━━━ DATA PROVIDED ━━━

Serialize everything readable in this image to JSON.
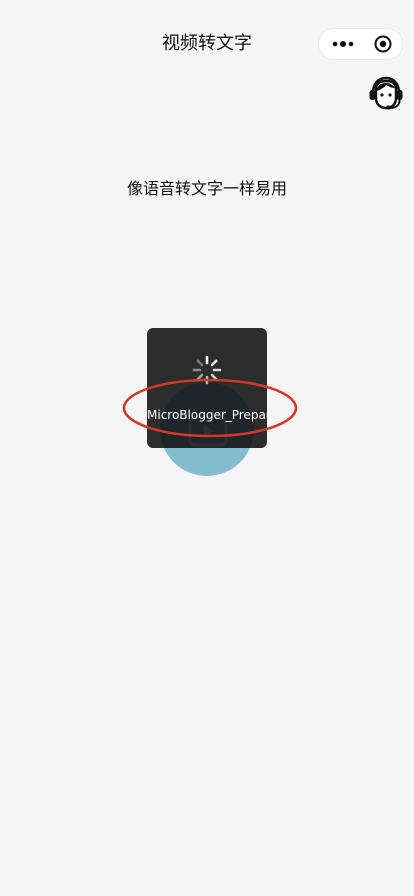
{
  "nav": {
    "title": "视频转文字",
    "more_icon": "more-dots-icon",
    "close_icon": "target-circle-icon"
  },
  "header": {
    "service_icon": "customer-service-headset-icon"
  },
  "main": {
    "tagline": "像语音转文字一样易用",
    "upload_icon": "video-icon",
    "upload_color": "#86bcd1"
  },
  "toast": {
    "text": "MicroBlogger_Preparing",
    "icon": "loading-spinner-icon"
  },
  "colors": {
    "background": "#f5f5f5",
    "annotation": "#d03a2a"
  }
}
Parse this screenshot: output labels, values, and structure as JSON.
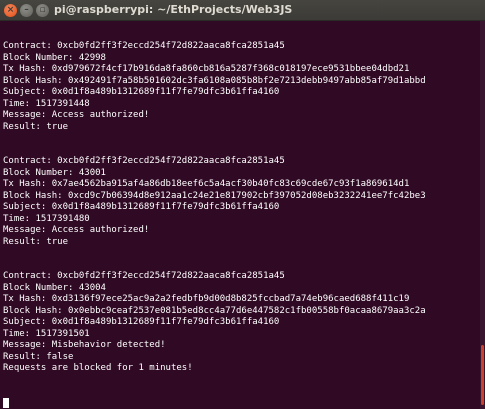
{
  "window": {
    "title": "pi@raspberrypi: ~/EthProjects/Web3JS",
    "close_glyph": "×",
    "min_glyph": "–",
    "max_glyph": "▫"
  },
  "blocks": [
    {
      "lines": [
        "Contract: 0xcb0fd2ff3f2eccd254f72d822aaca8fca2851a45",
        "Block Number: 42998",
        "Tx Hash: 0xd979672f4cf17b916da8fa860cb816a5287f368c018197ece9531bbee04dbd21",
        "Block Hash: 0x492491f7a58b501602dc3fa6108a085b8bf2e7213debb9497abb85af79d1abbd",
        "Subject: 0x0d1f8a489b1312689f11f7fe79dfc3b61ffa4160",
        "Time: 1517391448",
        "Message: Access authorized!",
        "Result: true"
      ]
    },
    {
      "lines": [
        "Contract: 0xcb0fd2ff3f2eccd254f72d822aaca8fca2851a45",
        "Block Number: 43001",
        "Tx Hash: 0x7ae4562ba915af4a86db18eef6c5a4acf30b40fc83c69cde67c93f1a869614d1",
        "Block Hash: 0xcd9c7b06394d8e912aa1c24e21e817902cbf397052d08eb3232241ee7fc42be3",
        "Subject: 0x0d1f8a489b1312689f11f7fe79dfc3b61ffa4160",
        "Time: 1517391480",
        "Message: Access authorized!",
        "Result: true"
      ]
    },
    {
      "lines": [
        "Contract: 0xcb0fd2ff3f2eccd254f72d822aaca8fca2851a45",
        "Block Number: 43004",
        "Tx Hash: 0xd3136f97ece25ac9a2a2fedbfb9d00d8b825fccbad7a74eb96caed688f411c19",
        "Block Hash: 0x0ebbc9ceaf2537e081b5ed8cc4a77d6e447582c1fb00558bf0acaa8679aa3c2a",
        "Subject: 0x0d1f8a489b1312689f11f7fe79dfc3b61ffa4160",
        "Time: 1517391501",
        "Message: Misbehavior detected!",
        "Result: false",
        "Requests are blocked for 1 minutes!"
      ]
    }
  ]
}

━━━

▶ [SHORT PROBLEM]: Report only the number of lines in the listing that contain the word "Hash".

▶ [FINISHED TASK]: 6